PASSAGE FOR REVIEW:
===============

Gary Gerould, nicknamed “The G-Man”, is an American sportscaster, best known as the radio voice of the NBA's Sacramento Kings since 1985. The Sacramento Kings renewed his radio broadcaster contract for four years on September 15, 2017.

He is also a motorsports reporter for ABC and ESPN and served as a pit lane reporter for the 1981 and 1982 Caesars Palace Grand Prix for NBC.

Gerould was born in Midland, Michigan and got his start in broadcasting at the age of 15 on a local telegraph station. He later attended Anderson University in Indiana and upon graduation went to Chico, California work for KHSL Radio, later moving to KCRA-AM and KCRA TV, as a sports reporter before finally coming to NBC and ESPN, specializing in coverage of the motorsports. He also called play-by-play for NBC's NFL coverage in the early 1980s, and had the opportunity to cover the 1988 Summer Olympics for the network.

In 1985 as the Kansas City Kings moved to Sacramento, Gerould was tabbed as their radio play-by-play announcer. During the 2010–11 season, Gerould completed his 2,000 Kings broadcast, ranking fifth among active NBA announcers.

In the 1980s and 1990s, he also worked for the motorsports program American Sports Cavalcade.

Gerould continues to serve as the Kings' radio play-by-play voice, and worked with ESPN and ABC Sports serving as a pit reporter for Indy Racing League and CART/Champ Car (now defunct) races, including the Indianapolis 500. He covered the NHRA series for ESPN.

He made a comeback into pit reporting for ABC's coverage of the IndyCar race at the New Hampshire International Speedway in August 2011.

In October 2015, Gerould announced his retirement from television sportscasting; However, it was announced on June 25, 2020, that Gerould would briefly return as the TV play-by-play announcer for the Kings during the resumption of the suspended NBA season following the resignation of Grant Napear.

Gerould runs his own public relations outfit. His son Bob is also a sports broadcaster.

===============

DATA EXTRACTS:
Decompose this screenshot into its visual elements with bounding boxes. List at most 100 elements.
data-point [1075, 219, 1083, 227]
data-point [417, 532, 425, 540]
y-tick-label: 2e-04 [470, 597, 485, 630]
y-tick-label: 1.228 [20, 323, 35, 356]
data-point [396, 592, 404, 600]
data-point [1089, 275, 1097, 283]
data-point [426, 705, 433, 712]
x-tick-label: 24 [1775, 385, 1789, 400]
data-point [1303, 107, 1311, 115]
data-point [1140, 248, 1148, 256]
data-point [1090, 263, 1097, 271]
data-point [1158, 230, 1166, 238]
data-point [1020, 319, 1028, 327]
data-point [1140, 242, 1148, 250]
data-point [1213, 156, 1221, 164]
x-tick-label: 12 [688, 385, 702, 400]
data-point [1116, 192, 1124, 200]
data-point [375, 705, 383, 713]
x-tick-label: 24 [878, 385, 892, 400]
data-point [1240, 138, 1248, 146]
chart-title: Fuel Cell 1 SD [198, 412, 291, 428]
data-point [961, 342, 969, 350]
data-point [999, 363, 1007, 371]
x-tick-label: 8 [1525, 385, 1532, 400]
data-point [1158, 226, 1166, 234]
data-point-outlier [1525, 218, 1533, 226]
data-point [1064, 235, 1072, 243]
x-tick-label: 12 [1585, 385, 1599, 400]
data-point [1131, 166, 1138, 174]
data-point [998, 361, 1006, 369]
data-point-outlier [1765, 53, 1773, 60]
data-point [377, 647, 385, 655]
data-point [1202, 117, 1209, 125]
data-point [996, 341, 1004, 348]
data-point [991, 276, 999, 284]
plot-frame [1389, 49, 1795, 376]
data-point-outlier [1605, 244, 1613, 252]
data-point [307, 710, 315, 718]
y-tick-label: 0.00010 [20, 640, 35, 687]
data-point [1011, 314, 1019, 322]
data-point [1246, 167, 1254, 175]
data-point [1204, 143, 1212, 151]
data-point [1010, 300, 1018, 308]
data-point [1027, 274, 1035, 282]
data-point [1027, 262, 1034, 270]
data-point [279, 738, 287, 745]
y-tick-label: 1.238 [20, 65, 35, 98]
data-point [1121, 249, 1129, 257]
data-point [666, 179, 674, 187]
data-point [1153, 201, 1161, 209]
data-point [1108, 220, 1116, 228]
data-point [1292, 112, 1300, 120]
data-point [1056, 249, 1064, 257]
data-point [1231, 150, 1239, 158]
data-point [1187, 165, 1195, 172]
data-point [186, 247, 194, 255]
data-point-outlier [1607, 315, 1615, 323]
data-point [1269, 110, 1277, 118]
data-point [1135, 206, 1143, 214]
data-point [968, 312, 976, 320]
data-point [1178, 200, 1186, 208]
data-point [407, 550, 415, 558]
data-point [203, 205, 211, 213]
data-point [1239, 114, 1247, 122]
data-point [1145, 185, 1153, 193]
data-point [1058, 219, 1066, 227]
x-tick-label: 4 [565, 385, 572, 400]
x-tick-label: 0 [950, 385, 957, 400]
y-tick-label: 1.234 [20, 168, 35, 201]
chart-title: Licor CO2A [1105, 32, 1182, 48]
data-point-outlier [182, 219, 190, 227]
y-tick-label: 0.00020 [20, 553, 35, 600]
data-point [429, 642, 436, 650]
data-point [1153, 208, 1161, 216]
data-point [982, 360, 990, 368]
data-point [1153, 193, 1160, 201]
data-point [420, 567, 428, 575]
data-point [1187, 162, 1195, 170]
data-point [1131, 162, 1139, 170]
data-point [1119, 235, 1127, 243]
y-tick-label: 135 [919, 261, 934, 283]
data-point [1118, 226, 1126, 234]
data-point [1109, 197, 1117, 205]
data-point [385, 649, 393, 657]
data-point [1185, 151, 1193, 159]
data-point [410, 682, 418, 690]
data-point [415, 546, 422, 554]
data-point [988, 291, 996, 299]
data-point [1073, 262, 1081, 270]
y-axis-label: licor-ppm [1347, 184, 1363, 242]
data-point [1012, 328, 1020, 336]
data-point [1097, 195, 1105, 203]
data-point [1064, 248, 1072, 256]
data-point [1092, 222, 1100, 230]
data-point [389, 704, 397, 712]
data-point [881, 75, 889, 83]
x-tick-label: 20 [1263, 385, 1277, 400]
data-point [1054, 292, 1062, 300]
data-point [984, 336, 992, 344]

===============

REQUIRED WORK:
Answer these questions from the Gary Gerould biography above:
1. Where was Gerould born?
2. Which university did he attend?
3. Whose resignation led to his brief 2020 return as the Kings' TV play-by-play announcer?

OUTPUT:
1. Midland, Michigan
2. Anderson University in Indiana
3. Grant Napear's